WORK TO DO:
Below is a listing; copy all of it exactly.

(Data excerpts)
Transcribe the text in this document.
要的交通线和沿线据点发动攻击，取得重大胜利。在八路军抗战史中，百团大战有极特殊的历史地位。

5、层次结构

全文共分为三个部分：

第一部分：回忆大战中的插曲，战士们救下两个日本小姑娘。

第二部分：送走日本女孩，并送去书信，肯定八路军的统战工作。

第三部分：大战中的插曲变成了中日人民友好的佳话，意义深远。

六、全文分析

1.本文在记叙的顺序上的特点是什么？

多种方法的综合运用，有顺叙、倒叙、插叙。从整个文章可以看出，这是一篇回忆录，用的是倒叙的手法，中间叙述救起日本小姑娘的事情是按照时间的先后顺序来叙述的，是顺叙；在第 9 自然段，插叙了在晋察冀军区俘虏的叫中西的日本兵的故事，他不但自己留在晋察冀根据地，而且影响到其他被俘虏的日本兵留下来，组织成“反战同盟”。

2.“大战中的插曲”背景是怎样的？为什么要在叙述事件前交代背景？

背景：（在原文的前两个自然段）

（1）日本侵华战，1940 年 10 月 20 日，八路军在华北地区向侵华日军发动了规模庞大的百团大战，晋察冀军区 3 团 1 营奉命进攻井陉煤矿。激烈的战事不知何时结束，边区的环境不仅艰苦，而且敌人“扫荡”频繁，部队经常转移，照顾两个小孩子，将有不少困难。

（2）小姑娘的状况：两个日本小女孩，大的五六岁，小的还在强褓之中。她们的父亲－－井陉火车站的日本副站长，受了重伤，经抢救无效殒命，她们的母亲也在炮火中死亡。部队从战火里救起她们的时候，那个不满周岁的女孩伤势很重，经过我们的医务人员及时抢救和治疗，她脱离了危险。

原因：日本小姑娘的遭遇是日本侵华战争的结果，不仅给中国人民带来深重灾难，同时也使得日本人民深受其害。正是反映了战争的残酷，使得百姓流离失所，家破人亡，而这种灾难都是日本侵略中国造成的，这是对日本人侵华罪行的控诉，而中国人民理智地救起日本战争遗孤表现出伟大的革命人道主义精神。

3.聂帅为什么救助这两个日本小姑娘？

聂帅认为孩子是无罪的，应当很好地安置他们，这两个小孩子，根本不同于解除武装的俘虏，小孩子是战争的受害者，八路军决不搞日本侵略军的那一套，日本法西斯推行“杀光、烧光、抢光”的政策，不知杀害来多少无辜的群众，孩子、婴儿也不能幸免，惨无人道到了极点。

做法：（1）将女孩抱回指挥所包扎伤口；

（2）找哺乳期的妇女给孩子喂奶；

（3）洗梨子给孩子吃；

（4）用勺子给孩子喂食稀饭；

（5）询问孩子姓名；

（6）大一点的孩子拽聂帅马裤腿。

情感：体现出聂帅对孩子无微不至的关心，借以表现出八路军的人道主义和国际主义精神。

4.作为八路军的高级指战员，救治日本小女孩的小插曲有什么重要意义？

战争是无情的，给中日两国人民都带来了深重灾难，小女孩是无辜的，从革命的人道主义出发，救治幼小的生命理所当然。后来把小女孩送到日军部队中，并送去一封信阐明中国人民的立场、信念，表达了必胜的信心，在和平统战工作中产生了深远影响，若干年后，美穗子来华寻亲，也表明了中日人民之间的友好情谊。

RESULT OF THIS EXERCISE:
Transcribe the text in this document.
要的交通线和沿线据点发动攻击，取得重大胜利。在八路军抗战史中，百团大战有极特殊的历史地位。

5、层次结构

全文共分为三个部分：

第一部分：回忆大战中的插曲，战士们救下两个日本小姑娘。

第二部分：送走日本女孩，并送去书信，肯定八路军的统战工作。

第三部分：大战中的插曲变成了中日人民友好的佳话，意义深远。

六、全文分析

1.本文在记叙的顺序上的特点是什么？

多种方法的综合运用，有顺叙、倒叙、插叙。从整个文章可以看出，这是一篇回忆录，用的是倒叙的手法，中间叙述救起日本小姑娘的事情是按照时间的先后顺序来叙述的，是顺叙；在第 9 自然段，插叙了在晋察冀军区俘虏的叫中西的日本兵的故事，他不但自己留在晋察冀根据地，而且影响到其他被俘虏的日本兵留下来，组织成“反战同盟”。

2.“大战中的插曲”背景是怎样的？为什么要在叙述事件前交代背景？

背景：（在原文的前两个自然段）

（1）日本侵华战，1940 年 10 月 20 日，八路军在华北地区向侵华日军发动了规模庞大的百团大战，晋察冀军区 3 团 1 营奉命进攻井陉煤矿。激烈的战事不知何时结束，边区的环境不仅艰苦，而且敌人“扫荡”频繁，部队经常转移，照顾两个小孩子，将有不少困难。

（2）小姑娘的状况：两个日本小女孩，大的五六岁，小的还在强褓之中。她们的父亲－－井陉火车站的日本副站长，受了重伤，经抢救无效殒命，她们的母亲也在炮火中死亡。部队从战火里救起她们的时候，那个不满周岁的女孩伤势很重，经过我们的医务人员及时抢救和治疗，她脱离了危险。

原因：日本小姑娘的遭遇是日本侵华战争的结果，不仅给中国人民带来深重灾难，同时也使得日本人民深受其害。正是反映了战争的残酷，使得百姓流离失所，家破人亡，而这种灾难都是日本侵略中国造成的，这是对日本人侵华罪行的控诉，而中国人民理智地救起日本战争遗孤表现出伟大的革命人道主义精神。

3.聂帅为什么救助这两个日本小姑娘？

聂帅认为孩子是无罪的，应当很好地安置他们，这两个小孩子，根本不同于解除武装的俘虏，小孩子是战争的受害者，八路军决不搞日本侵略军的那一套，日本法西斯推行“杀光、烧光、抢光”的政策，不知杀害来多少无辜的群众，孩子、婴儿也不能幸免，惨无人道到了极点。

做法：（1）将女孩抱回指挥所包扎伤口；

（2）找哺乳期的妇女给孩子喂奶；

（3）洗梨子给孩子吃；

（4）用勺子给孩子喂食稀饭；

（5）询问孩子姓名；

（6）大一点的孩子拽聂帅马裤腿。

情感：体现出聂帅对孩子无微不至的关心，借以表现出八路军的人道主义和国际主义精神。

4.作为八路军的高级指战员，救治日本小女孩的小插曲有什么重要意义？

战争是无情的，给中日两国人民都带来了深重灾难，小女孩是无辜的，从革命的人道主义出发，救治幼小的生命理所当然。后来把小女孩送到日军部队中，并送去一封信阐明中国人民的立场、信念，表达了必胜的信心，在和平统战工作中产生了深远影响，若干年后，美穗子来华寻亲，也表明了中日人民之间的友好情谊。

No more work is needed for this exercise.